## Stated exercise
Would you retype all of these records exactly?

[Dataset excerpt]
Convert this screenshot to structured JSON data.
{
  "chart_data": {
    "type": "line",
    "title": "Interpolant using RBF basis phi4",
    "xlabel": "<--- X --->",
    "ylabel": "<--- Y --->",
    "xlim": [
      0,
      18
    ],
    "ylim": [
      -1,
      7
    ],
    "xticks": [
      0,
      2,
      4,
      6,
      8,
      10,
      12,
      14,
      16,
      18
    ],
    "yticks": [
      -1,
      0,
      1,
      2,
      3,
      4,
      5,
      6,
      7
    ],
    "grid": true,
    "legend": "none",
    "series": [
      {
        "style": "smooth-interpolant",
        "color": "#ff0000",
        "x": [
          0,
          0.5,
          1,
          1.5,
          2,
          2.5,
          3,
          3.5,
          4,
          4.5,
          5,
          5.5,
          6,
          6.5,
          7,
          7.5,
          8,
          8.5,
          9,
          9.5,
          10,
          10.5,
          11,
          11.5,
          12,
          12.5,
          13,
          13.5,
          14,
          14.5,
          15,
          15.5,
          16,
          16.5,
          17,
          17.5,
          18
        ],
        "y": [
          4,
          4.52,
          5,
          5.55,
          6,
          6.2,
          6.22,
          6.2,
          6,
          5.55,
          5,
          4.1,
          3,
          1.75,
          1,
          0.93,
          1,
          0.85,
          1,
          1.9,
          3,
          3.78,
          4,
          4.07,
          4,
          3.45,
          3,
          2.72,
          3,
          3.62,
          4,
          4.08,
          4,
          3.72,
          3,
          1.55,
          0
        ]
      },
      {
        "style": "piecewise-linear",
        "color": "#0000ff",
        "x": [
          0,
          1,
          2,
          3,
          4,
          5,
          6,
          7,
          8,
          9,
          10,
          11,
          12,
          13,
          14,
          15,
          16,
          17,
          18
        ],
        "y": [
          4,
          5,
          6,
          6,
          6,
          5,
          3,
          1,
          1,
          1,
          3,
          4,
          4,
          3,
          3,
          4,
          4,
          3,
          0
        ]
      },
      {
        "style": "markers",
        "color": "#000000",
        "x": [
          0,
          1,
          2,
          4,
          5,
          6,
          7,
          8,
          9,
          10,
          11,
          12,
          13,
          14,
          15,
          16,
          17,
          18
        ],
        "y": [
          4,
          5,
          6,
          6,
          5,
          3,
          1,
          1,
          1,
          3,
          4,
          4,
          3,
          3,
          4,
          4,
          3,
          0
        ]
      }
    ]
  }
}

## Finished exercise
Convert this screenshot to structured JSON data.
{
  "chart_data": {
    "type": "line",
    "title": "Interpolant using RBF basis phi4",
    "xlabel": "<--- X --->",
    "ylabel": "<--- Y --->",
    "xlim": [
      0,
      18
    ],
    "ylim": [
      -1,
      7
    ],
    "xticks": [
      0,
      2,
      4,
      6,
      8,
      10,
      12,
      14,
      16,
      18
    ],
    "yticks": [
      -1,
      0,
      1,
      2,
      3,
      4,
      5,
      6,
      7
    ],
    "grid": true,
    "legend": "none",
    "series": [
      {
        "style": "smooth-interpolant",
        "color": "#ff0000",
        "x": [
          0,
          0.5,
          1,
          1.5,
          2,
          2.5,
          3,
          3.5,
          4,
          4.5,
          5,
          5.5,
          6,
          6.5,
          7,
          7.5,
          8,
          8.5,
          9,
          9.5,
          10,
          10.5,
          11,
          11.5,
          12,
          12.5,
          13,
          13.5,
          14,
          14.5,
          15,
          15.5,
          16,
          16.5,
          17,
          17.5,
          18
        ],
        "y": [
          4,
          4.52,
          5,
          5.55,
          6,
          6.2,
          6.22,
          6.2,
          6,
          5.55,
          5,
          4.1,
          3,
          1.75,
          1,
          0.93,
          1,
          0.85,
          1,
          1.9,
          3,
          3.78,
          4,
          4.07,
          4,
          3.45,
          3,
          2.72,
          3,
          3.62,
          4,
          4.08,
          4,
          3.72,
          3,
          1.55,
          0
        ]
      },
      {
        "style": "piecewise-linear",
        "color": "#0000ff",
        "x": [
          0,
          1,
          2,
          3,
          4,
          5,
          6,
          7,
          8,
          9,
          10,
          11,
          12,
          13,
          14,
          15,
          16,
          17,
          18
        ],
        "y": [
          4,
          5,
          6,
          6,
          6,
          5,
          3,
          1,
          1,
          1,
          3,
          4,
          4,
          3,
          3,
          4,
          4,
          3,
          0
        ]
      },
      {
        "style": "markers",
        "color": "#000000",
        "x": [
          0,
          1,
          2,
          4,
          5,
          6,
          7,
          8,
          9,
          10,
          11,
          12,
          13,
          14,
          15,
          16,
          17,
          18
        ],
        "y": [
          4,
          5,
          6,
          6,
          5,
          3,
          1,
          1,
          1,
          3,
          4,
          4,
          3,
          3,
          4,
          4,
          3,
          0
        ]
      }
    ]
  }
}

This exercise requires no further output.